**Exercise description**
Determine how many lines in these records hold "Žižka". Only the number is wanted.
····················
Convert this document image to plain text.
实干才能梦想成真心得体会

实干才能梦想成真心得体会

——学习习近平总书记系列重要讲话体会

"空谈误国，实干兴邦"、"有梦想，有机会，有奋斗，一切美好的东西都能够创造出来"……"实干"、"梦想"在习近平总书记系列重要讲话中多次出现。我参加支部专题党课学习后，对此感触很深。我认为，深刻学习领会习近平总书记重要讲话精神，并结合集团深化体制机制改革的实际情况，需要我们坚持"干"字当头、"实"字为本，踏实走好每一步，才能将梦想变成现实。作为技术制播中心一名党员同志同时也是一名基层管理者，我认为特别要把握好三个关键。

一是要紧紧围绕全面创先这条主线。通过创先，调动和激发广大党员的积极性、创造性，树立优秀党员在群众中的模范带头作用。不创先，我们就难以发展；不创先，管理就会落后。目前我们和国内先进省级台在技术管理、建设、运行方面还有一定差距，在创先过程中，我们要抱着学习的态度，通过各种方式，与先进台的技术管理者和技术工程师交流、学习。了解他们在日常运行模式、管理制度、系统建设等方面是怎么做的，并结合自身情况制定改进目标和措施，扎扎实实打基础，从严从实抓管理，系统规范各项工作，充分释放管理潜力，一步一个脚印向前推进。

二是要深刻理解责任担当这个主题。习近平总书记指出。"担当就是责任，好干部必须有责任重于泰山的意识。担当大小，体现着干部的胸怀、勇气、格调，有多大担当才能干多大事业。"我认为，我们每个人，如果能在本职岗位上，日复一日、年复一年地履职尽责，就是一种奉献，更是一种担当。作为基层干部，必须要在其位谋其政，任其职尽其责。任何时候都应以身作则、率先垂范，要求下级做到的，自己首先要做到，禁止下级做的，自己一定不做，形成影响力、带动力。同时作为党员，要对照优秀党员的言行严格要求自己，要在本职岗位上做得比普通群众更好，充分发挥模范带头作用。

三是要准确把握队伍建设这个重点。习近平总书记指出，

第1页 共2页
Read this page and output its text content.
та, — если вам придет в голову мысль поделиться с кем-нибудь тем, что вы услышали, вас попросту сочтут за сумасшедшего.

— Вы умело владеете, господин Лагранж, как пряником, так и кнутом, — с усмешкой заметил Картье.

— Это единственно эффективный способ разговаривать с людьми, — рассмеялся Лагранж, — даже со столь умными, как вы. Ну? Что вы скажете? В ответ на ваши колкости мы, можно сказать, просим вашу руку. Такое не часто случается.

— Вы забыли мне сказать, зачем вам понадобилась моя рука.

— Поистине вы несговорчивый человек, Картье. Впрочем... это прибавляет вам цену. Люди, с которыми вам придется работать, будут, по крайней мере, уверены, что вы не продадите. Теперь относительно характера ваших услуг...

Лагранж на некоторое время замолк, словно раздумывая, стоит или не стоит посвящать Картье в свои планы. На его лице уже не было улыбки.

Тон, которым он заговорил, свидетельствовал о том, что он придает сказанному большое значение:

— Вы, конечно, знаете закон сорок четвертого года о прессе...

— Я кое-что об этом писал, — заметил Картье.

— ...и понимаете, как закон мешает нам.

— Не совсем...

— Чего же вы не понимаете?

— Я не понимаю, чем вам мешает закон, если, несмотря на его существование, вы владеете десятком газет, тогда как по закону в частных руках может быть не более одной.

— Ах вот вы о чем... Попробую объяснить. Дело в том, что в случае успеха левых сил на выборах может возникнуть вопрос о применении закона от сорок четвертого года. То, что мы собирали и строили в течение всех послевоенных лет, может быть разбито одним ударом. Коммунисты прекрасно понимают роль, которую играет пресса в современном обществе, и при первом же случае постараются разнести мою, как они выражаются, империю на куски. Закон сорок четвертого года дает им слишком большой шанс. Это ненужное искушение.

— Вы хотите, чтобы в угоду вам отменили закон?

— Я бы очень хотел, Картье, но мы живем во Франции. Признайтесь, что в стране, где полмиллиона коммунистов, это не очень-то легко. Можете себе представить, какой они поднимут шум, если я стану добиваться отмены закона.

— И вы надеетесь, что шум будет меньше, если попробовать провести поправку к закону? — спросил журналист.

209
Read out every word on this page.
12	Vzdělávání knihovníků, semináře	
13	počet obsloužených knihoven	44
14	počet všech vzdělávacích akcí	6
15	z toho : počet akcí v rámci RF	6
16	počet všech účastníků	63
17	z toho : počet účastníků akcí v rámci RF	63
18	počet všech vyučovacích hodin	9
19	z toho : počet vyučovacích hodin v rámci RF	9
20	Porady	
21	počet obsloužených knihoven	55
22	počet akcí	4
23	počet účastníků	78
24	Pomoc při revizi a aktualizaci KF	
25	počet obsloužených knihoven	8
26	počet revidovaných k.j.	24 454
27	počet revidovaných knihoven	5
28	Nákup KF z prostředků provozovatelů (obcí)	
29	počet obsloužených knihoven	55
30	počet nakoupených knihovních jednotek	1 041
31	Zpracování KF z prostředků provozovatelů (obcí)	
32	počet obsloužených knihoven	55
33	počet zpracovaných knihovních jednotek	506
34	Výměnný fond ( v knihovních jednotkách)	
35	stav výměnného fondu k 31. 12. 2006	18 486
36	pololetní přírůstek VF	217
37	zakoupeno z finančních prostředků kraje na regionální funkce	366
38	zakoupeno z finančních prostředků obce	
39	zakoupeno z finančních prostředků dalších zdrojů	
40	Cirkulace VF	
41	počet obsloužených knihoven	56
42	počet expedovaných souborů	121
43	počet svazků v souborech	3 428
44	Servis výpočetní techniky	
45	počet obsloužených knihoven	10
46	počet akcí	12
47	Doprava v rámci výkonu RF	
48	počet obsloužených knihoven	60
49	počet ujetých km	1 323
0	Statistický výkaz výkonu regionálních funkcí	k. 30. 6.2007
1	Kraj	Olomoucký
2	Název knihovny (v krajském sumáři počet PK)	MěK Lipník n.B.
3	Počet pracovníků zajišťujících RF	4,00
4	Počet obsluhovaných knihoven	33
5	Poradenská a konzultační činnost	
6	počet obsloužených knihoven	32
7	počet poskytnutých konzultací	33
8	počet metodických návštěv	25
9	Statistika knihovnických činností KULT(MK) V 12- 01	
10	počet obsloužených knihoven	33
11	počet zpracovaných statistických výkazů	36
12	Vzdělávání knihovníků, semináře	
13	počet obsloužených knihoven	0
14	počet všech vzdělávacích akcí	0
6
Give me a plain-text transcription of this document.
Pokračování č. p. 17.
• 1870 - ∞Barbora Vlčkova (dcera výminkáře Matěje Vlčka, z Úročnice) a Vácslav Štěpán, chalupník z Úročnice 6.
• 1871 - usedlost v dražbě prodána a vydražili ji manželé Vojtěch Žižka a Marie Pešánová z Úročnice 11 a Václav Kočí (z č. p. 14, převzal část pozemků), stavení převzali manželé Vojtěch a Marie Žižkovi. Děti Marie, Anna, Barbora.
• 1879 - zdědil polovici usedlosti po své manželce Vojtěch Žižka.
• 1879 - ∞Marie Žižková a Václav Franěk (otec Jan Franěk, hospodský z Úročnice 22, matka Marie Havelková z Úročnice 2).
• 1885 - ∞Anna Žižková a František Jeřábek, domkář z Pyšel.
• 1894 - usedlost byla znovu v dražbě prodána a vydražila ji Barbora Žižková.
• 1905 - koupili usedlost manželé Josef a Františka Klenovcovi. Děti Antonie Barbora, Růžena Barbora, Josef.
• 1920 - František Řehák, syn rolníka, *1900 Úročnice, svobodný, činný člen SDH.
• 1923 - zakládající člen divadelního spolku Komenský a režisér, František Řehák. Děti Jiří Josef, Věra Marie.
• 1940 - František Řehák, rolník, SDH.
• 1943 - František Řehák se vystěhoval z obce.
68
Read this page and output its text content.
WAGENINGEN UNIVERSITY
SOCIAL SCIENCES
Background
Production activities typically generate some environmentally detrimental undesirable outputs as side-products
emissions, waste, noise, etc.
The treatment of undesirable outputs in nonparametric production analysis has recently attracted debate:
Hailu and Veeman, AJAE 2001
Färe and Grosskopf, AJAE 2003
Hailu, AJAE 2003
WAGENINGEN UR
····················
**Result for this task**
2